▶ [Task to complete]:
Comb the records below for the string "name" and copy each line where it turns up.
━━ Source data
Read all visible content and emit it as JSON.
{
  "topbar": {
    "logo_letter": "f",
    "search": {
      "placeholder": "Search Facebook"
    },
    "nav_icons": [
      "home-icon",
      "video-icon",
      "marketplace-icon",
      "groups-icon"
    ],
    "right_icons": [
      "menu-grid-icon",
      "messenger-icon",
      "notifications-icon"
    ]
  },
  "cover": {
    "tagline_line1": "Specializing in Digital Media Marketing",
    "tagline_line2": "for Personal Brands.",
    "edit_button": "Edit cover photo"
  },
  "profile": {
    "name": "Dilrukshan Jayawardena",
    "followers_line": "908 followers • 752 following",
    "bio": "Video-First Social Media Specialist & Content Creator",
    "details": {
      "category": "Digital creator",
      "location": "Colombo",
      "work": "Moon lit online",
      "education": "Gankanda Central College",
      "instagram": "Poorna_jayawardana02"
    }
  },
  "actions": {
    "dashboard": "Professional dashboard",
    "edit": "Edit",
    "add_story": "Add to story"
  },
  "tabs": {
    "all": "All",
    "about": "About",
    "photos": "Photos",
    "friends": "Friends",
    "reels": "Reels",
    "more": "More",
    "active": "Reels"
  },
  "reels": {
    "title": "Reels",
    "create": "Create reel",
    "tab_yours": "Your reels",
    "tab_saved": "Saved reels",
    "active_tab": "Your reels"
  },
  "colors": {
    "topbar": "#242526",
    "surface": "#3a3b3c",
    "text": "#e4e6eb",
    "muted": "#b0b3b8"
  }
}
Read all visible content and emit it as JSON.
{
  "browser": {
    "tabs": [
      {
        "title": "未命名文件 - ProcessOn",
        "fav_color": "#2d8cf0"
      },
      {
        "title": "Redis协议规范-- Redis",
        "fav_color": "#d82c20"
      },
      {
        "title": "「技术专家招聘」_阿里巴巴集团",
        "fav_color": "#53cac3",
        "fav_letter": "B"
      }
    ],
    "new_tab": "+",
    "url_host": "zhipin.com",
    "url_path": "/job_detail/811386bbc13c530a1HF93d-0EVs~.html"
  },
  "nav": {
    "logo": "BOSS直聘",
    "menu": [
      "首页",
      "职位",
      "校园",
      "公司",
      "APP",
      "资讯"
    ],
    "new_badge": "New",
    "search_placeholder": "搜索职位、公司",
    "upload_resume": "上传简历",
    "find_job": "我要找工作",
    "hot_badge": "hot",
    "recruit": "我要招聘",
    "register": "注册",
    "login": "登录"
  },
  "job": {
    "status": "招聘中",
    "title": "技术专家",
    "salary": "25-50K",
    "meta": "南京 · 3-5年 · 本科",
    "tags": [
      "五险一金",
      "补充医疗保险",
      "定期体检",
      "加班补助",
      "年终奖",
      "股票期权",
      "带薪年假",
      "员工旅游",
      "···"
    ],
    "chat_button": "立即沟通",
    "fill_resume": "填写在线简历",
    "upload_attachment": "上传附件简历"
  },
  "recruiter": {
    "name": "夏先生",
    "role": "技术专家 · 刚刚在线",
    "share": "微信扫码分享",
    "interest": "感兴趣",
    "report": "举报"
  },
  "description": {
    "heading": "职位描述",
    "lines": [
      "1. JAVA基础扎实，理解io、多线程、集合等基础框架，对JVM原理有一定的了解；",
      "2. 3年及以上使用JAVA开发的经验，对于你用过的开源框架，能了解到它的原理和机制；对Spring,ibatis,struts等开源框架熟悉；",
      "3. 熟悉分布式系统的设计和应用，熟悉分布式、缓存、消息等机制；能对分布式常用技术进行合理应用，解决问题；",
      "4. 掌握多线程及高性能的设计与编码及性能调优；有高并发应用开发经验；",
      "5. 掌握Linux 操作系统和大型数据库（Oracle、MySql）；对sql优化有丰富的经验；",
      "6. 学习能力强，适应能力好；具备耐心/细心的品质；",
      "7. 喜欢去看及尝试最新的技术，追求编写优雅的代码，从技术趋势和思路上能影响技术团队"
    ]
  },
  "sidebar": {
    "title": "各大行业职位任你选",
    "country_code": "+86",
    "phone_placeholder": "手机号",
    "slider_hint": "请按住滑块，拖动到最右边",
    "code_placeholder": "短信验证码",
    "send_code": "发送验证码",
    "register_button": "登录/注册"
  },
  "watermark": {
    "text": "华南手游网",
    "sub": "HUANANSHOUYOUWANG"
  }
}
━━━━
▶ [Response to the exercise]:
    "name": "Dilrukshan Jayawardena",
    "name": "夏先生",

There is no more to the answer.